■ WORK TO BE COMPLETED
Search the data for the word "Οργάνωσης" and copy every line that contains it.

■ EXCERPTED RECORDS
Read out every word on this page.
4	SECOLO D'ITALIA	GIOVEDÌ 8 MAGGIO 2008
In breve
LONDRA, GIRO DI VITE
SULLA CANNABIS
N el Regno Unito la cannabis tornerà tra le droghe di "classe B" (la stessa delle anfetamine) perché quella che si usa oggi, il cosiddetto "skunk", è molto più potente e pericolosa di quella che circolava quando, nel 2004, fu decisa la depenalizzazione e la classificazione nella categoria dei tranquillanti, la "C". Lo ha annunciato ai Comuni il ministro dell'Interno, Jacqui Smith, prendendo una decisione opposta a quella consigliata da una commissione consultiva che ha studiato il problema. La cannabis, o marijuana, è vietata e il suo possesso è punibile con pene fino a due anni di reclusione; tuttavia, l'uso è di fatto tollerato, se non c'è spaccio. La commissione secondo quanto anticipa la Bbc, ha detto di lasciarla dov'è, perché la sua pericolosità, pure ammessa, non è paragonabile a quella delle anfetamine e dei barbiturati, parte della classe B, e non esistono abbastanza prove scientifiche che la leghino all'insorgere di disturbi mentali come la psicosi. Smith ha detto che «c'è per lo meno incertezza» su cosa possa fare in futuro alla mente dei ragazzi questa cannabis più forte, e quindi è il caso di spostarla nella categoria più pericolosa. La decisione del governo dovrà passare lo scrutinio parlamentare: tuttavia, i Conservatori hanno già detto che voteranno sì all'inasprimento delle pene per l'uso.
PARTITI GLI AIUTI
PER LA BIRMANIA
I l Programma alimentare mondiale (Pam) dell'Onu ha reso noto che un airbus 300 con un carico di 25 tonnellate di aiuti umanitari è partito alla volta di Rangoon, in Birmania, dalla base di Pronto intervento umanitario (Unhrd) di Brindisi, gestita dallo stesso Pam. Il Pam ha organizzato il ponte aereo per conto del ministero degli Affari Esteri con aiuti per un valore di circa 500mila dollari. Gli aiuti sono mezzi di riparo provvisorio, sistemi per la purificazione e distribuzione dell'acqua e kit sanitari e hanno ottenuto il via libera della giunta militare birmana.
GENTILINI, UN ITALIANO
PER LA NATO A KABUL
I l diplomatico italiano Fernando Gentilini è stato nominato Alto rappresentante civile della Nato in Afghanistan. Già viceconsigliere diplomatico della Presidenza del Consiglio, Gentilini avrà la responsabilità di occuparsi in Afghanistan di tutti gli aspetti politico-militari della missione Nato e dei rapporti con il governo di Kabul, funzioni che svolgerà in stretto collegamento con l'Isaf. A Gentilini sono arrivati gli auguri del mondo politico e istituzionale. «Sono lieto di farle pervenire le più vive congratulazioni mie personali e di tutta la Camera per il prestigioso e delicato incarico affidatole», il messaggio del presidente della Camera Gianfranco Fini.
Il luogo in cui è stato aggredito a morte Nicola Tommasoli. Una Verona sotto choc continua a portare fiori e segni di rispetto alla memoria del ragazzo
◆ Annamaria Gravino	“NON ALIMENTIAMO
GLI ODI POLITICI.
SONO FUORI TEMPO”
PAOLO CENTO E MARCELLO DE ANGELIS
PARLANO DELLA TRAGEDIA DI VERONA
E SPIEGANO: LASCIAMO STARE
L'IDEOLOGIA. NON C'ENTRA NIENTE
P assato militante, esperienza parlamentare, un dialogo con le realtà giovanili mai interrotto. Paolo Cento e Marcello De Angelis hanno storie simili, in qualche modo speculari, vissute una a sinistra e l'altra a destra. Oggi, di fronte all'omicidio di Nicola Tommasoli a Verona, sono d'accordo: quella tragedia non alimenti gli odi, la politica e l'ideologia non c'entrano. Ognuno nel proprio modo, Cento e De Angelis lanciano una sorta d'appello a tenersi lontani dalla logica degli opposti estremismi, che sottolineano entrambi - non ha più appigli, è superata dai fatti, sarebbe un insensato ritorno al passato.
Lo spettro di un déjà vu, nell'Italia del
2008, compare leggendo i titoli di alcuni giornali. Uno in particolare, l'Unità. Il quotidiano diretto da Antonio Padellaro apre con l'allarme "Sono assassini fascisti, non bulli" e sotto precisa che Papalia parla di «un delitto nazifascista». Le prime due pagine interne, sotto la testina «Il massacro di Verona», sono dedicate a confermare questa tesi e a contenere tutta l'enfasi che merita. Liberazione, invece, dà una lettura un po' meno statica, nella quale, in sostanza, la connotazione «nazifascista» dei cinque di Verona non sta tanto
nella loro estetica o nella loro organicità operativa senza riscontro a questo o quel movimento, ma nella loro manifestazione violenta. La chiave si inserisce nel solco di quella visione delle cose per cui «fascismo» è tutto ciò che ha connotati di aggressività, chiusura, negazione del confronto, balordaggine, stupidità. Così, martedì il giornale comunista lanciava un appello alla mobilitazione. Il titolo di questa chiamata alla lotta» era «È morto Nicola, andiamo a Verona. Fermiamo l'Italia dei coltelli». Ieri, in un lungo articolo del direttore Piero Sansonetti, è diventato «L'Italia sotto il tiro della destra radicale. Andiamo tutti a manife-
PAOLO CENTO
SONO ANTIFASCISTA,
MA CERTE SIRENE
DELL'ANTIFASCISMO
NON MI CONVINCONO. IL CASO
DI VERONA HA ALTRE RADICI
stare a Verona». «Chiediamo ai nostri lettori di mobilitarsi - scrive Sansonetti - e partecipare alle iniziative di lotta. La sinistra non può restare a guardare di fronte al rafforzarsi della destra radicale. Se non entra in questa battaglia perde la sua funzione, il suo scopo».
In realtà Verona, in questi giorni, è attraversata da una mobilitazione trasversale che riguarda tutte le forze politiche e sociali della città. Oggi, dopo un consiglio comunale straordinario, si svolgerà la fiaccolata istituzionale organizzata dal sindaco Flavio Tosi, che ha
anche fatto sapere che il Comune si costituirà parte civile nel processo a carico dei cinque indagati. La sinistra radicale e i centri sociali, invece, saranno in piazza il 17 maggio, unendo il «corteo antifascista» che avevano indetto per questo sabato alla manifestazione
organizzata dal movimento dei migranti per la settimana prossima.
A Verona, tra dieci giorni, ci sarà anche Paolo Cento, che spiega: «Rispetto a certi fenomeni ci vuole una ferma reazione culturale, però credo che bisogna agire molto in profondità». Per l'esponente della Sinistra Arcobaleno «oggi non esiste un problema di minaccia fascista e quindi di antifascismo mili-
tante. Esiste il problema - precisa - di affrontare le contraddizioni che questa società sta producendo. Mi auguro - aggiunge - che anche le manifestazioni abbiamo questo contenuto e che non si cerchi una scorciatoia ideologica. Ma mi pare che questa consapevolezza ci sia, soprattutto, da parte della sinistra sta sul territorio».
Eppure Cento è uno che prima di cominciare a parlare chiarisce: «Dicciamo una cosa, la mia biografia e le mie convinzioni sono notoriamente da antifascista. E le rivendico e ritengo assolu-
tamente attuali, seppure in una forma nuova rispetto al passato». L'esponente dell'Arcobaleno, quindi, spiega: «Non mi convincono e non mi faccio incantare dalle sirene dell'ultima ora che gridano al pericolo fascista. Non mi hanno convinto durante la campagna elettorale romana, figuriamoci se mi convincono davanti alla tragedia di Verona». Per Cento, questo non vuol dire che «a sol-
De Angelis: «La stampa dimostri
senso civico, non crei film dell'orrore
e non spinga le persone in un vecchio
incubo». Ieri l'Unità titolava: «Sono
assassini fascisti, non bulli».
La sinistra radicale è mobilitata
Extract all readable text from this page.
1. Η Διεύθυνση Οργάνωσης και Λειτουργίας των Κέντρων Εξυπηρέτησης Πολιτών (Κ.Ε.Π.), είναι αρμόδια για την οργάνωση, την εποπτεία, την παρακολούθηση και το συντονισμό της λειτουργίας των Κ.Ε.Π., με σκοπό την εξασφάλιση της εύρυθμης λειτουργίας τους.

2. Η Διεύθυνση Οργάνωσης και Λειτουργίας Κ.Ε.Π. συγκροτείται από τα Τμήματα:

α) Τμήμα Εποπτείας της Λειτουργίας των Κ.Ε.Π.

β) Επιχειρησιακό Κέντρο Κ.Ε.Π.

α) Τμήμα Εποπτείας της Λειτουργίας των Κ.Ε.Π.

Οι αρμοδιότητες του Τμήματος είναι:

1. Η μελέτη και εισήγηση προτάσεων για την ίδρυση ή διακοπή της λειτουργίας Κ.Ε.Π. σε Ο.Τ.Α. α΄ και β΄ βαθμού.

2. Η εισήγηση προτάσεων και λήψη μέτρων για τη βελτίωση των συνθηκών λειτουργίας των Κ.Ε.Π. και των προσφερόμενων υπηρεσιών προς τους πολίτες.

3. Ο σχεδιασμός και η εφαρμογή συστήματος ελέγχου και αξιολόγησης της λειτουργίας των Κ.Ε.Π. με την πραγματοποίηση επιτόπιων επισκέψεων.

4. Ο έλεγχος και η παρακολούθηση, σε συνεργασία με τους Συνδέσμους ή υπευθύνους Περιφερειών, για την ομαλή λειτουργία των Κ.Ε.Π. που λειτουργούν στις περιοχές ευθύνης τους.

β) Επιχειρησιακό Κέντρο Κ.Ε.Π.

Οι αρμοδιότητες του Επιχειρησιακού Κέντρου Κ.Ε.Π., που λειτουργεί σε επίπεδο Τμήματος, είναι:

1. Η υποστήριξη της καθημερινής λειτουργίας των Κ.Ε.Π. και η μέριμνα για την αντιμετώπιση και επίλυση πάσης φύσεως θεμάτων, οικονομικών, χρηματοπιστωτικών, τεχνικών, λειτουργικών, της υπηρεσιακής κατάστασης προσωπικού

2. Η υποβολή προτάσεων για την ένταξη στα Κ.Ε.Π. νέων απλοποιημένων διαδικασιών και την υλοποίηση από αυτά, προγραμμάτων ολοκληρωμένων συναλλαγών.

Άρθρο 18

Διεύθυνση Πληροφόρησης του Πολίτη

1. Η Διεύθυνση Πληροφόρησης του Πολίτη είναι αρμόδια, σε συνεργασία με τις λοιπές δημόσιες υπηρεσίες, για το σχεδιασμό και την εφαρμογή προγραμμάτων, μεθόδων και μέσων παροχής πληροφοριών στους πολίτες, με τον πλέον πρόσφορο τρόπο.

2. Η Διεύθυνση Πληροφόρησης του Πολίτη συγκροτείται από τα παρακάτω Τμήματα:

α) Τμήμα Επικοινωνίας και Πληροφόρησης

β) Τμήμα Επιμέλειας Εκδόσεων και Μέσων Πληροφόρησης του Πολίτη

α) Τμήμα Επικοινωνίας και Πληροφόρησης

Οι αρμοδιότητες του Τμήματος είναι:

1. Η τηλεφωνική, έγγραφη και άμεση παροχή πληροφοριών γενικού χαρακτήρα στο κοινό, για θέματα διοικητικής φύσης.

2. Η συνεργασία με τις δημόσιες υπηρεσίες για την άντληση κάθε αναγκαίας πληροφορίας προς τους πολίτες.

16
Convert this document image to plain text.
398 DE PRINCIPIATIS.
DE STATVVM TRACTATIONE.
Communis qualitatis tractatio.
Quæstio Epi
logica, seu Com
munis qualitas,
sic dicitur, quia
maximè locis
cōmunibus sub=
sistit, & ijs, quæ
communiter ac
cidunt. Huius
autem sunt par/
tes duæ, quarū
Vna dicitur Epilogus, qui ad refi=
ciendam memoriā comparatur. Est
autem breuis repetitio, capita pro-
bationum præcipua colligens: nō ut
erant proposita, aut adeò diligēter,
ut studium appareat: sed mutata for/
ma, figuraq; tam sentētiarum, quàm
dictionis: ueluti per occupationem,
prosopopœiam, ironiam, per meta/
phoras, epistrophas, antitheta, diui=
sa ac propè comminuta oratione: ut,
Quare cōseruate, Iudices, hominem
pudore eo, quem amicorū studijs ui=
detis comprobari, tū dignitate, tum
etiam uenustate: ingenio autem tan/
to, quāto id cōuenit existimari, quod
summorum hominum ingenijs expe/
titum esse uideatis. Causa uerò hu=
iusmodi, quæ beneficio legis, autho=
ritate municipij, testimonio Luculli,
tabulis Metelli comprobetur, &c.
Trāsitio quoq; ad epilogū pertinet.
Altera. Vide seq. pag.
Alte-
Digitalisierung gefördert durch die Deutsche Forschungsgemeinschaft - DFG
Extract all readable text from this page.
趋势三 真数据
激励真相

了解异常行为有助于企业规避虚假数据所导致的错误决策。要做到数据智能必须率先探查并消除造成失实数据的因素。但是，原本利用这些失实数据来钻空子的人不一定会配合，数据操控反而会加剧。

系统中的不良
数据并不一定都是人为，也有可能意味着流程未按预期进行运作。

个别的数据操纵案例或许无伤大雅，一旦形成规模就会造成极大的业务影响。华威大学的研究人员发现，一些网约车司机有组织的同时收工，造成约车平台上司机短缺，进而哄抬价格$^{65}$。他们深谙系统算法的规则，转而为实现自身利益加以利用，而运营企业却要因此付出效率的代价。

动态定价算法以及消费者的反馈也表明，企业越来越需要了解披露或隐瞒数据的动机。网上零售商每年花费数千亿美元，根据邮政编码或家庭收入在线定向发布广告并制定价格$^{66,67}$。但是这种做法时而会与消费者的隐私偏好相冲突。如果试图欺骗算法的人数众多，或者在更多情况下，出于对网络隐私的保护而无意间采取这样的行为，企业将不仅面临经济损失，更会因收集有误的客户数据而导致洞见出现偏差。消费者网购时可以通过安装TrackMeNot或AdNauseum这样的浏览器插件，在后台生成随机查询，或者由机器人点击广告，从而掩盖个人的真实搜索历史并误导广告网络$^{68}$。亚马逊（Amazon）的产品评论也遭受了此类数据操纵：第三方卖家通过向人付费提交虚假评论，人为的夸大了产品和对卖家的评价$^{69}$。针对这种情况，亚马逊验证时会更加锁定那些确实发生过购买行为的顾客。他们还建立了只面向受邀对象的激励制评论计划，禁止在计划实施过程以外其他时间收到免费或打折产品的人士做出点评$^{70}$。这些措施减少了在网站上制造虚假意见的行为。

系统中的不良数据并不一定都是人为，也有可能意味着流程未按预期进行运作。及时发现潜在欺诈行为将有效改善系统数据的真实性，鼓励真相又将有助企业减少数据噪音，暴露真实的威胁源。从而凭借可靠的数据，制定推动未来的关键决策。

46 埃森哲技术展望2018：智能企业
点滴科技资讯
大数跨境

■ ANSWER TO THIS TASK
1. Η Διεύθυνση Οργάνωσης και Λειτουργίας των Κέντρων Εξυπηρέτησης Πολιτών (Κ.Ε.Π.), είναι αρμόδια για την οργάνωση, την εποπτεία, την παρακολούθηση και το συντονισμό της λειτουργίας των Κ.Ε.Π., με σκοπό την εξασφάλιση της εύρυθμης λειτουργίας τους.
2. Η Διεύθυνση Οργάνωσης και Λειτουργίας Κ.Ε.Π. συγκροτείται από τα Τμήματα:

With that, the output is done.